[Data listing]
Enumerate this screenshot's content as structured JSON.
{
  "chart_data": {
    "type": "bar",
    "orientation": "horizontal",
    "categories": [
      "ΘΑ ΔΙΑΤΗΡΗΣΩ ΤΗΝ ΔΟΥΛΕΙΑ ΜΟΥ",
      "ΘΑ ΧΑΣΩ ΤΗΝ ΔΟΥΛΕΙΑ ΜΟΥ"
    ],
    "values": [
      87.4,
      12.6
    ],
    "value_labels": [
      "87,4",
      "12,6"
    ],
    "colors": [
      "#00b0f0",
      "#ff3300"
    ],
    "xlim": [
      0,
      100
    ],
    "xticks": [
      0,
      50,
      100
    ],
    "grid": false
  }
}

- [Brief]
Using the data above, reproduce every line exactly.

- [Solution to the problem]
Enumerate this screenshot's content as structured JSON.
{
  "chart_data": {
    "type": "bar",
    "orientation": "horizontal",
    "categories": [
      "ΘΑ ΔΙΑΤΗΡΗΣΩ ΤΗΝ ΔΟΥΛΕΙΑ ΜΟΥ",
      "ΘΑ ΧΑΣΩ ΤΗΝ ΔΟΥΛΕΙΑ ΜΟΥ"
    ],
    "values": [
      87.4,
      12.6
    ],
    "value_labels": [
      "87,4",
      "12,6"
    ],
    "colors": [
      "#00b0f0",
      "#ff3300"
    ],
    "xlim": [
      0,
      100
    ],
    "xticks": [
      0,
      50,
      100
    ],
    "grid": false
  }
}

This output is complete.